* **Information**
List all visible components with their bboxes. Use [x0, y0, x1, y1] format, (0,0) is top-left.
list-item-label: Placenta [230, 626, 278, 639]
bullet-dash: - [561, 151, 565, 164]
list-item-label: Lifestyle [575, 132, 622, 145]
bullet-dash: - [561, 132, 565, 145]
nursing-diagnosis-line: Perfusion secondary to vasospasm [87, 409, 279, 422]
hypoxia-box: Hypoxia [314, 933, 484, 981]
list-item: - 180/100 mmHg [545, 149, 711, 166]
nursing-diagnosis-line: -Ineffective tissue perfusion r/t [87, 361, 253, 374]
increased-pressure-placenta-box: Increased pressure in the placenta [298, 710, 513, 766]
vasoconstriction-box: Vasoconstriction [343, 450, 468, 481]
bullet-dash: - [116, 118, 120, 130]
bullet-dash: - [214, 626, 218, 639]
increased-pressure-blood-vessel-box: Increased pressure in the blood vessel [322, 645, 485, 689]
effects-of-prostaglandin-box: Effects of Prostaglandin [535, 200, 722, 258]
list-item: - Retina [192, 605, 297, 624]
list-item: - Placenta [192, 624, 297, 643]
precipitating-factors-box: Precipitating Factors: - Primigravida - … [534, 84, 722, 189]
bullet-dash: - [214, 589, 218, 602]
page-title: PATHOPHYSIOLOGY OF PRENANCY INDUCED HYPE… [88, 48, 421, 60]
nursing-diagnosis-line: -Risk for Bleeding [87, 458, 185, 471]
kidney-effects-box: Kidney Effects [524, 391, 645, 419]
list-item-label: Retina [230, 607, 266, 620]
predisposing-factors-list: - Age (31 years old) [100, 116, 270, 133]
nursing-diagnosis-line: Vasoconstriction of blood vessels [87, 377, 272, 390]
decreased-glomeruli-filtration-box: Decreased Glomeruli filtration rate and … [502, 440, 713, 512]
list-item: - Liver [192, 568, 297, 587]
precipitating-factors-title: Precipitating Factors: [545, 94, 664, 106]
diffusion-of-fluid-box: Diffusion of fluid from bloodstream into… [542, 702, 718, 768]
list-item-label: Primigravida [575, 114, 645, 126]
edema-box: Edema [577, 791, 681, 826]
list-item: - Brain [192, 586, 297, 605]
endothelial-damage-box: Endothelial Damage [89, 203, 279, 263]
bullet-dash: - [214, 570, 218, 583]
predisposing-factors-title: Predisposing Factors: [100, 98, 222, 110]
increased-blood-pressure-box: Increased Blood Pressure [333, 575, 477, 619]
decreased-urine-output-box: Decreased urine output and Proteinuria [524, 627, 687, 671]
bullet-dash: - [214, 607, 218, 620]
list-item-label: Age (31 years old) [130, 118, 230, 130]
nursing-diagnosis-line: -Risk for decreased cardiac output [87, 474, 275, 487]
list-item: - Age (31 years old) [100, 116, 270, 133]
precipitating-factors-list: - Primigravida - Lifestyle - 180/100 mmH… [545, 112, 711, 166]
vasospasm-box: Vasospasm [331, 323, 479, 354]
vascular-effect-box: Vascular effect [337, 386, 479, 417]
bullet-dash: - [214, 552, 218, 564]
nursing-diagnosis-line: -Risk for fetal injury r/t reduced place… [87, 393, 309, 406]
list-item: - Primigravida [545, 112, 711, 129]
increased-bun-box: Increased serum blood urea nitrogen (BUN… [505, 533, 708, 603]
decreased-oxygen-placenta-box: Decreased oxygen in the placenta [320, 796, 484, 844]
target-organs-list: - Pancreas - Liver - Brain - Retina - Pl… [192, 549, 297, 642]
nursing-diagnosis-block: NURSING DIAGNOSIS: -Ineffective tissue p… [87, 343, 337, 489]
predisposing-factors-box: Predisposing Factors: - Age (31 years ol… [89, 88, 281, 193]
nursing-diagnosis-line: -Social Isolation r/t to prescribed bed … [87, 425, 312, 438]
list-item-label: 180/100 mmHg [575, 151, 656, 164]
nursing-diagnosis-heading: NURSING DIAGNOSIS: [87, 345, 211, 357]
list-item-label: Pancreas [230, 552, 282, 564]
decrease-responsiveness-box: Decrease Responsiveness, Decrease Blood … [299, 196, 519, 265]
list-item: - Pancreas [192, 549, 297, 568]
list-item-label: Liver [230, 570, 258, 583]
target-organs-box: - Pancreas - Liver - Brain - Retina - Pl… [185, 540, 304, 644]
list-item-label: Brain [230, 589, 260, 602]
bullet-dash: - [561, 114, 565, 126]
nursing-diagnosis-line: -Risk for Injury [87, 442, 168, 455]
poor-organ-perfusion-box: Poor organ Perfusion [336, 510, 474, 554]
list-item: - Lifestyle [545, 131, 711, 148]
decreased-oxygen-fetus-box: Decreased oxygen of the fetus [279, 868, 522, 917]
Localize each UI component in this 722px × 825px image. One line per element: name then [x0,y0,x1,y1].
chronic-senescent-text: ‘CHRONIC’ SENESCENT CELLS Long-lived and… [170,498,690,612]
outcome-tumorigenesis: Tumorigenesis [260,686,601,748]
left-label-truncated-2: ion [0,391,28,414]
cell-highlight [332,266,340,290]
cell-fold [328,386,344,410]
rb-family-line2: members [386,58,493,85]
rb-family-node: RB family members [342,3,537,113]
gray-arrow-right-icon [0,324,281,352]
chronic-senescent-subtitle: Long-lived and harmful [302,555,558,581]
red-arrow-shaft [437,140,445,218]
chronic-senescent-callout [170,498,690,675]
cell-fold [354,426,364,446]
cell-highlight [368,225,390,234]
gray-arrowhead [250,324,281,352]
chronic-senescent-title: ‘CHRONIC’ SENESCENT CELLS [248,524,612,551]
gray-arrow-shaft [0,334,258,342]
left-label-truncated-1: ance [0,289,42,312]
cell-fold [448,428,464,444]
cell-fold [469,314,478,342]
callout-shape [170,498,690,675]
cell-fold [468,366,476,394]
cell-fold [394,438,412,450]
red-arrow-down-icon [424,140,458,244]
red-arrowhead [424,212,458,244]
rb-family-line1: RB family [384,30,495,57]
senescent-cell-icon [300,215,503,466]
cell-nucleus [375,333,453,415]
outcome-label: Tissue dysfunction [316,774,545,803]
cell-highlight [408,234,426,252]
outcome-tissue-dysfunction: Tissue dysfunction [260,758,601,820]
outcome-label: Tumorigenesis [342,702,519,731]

* **What you are asked to do**
Exact repetition of every record is required.

* **Answer below**
List all visible components with their bboxes. Use [x0, y0, x1, y1] format, (0,0) is top-left.
list-item-label: Placenta [230, 626, 278, 639]
bullet-dash: - [561, 151, 565, 164]
list-item-label: Lifestyle [575, 132, 622, 145]
bullet-dash: - [561, 132, 565, 145]
nursing-diagnosis-line: Perfusion secondary to vasospasm [87, 409, 279, 422]
hypoxia-box: Hypoxia [314, 933, 484, 981]
list-item: - 180/100 mmHg [545, 149, 711, 166]
nursing-diagnosis-line: -Ineffective tissue perfusion r/t [87, 361, 253, 374]
increased-pressure-placenta-box: Increased pressure in the placenta [298, 710, 513, 766]
vasoconstriction-box: Vasoconstriction [343, 450, 468, 481]
bullet-dash: - [116, 118, 120, 130]
bullet-dash: - [214, 626, 218, 639]
increased-pressure-blood-vessel-box: Increased pressure in the blood vessel [322, 645, 485, 689]
effects-of-prostaglandin-box: Effects of Prostaglandin [535, 200, 722, 258]
list-item: - Retina [192, 605, 297, 624]
list-item: - Placenta [192, 624, 297, 643]
precipitating-factors-box: Precipitating Factors: - Primigravida - … [534, 84, 722, 189]
bullet-dash: - [214, 589, 218, 602]
page-title: PATHOPHYSIOLOGY OF PRENANCY INDUCED HYPE… [88, 48, 421, 60]
nursing-diagnosis-line: -Risk for Bleeding [87, 458, 185, 471]
kidney-effects-box: Kidney Effects [524, 391, 645, 419]
list-item-label: Retina [230, 607, 266, 620]
predisposing-factors-list: - Age (31 years old) [100, 116, 270, 133]
nursing-diagnosis-line: Vasoconstriction of blood vessels [87, 377, 272, 390]
decreased-glomeruli-filtration-box: Decreased Glomeruli filtration rate and … [502, 440, 713, 512]
list-item: - Liver [192, 568, 297, 587]
precipitating-factors-title: Precipitating Factors: [545, 94, 664, 106]
diffusion-of-fluid-box: Diffusion of fluid from bloodstream into… [542, 702, 718, 768]
list-item-label: Primigravida [575, 114, 645, 126]
edema-box: Edema [577, 791, 681, 826]
list-item: - Brain [192, 586, 297, 605]
endothelial-damage-box: Endothelial Damage [89, 203, 279, 263]
bullet-dash: - [214, 570, 218, 583]
predisposing-factors-title: Predisposing Factors: [100, 98, 222, 110]
increased-blood-pressure-box: Increased Blood Pressure [333, 575, 477, 619]
decreased-urine-output-box: Decreased urine output and Proteinuria [524, 627, 687, 671]
bullet-dash: - [214, 607, 218, 620]
list-item-label: Age (31 years old) [130, 118, 230, 130]
nursing-diagnosis-line: -Risk for decreased cardiac output [87, 474, 275, 487]
list-item: - Age (31 years old) [100, 116, 270, 133]
precipitating-factors-list: - Primigravida - Lifestyle - 180/100 mmH… [545, 112, 711, 166]
vasospasm-box: Vasospasm [331, 323, 479, 354]
vascular-effect-box: Vascular effect [337, 386, 479, 417]
bullet-dash: - [214, 552, 218, 564]
nursing-diagnosis-line: -Risk for fetal injury r/t reduced place… [87, 393, 309, 406]
list-item: - Primigravida [545, 112, 711, 129]
increased-bun-box: Increased serum blood urea nitrogen (BUN… [505, 533, 708, 603]
decreased-oxygen-placenta-box: Decreased oxygen in the placenta [320, 796, 484, 844]
target-organs-list: - Pancreas - Liver - Brain - Retina - Pl… [192, 549, 297, 642]
nursing-diagnosis-block: NURSING DIAGNOSIS: -Ineffective tissue p… [87, 343, 337, 489]
predisposing-factors-box: Predisposing Factors: - Age (31 years ol… [89, 88, 281, 193]
nursing-diagnosis-line: -Social Isolation r/t to prescribed bed … [87, 425, 312, 438]
list-item-label: 180/100 mmHg [575, 151, 656, 164]
nursing-diagnosis-heading: NURSING DIAGNOSIS: [87, 345, 211, 357]
list-item-label: Pancreas [230, 552, 282, 564]
decrease-responsiveness-box: Decrease Responsiveness, Decrease Blood … [299, 196, 519, 265]
list-item: - Pancreas [192, 549, 297, 568]
list-item-label: Liver [230, 570, 258, 583]
target-organs-box: - Pancreas - Liver - Brain - Retina - Pl… [185, 540, 304, 644]
list-item-label: Brain [230, 589, 260, 602]
bullet-dash: - [561, 114, 565, 126]
nursing-diagnosis-line: -Risk for Injury [87, 442, 168, 455]
poor-organ-perfusion-box: Poor organ Perfusion [336, 510, 474, 554]
list-item: - Lifestyle [545, 131, 711, 148]
decreased-oxygen-fetus-box: Decreased oxygen of the fetus [279, 868, 522, 917]
Localize each UI component in this 722px × 825px image. One line per element: name then [x0,y0,x1,y1].
chronic-senescent-text: ‘CHRONIC’ SENESCENT CELLS Long-lived and… [170,498,690,612]
outcome-tumorigenesis: Tumorigenesis [260,686,601,748]
left-label-truncated-2: ion [0,391,28,414]
cell-highlight [332,266,340,290]
cell-fold [328,386,344,410]
rb-family-line2: members [386,58,493,85]
rb-family-node: RB family members [342,3,537,113]
gray-arrow-right-icon [0,324,281,352]
chronic-senescent-subtitle: Long-lived and harmful [302,555,558,581]
red-arrow-shaft [437,140,445,218]
chronic-senescent-callout [170,498,690,675]
cell-fold [354,426,364,446]
cell-highlight [368,225,390,234]
gray-arrowhead [250,324,281,352]
chronic-senescent-title: ‘CHRONIC’ SENESCENT CELLS [248,524,612,551]
gray-arrow-shaft [0,334,258,342]
left-label-truncated-1: ance [0,289,42,312]
cell-fold [448,428,464,444]
cell-fold [469,314,478,342]
callout-shape [170,498,690,675]
cell-fold [468,366,476,394]
cell-fold [394,438,412,450]
red-arrow-down-icon [424,140,458,244]
red-arrowhead [424,212,458,244]
rb-family-line1: RB family [384,30,495,57]
senescent-cell-icon [300,215,503,466]
cell-nucleus [375,333,453,415]
outcome-label: Tissue dysfunction [316,774,545,803]
cell-highlight [408,234,426,252]
outcome-tissue-dysfunction: Tissue dysfunction [260,758,601,820]
outcome-label: Tumorigenesis [342,702,519,731]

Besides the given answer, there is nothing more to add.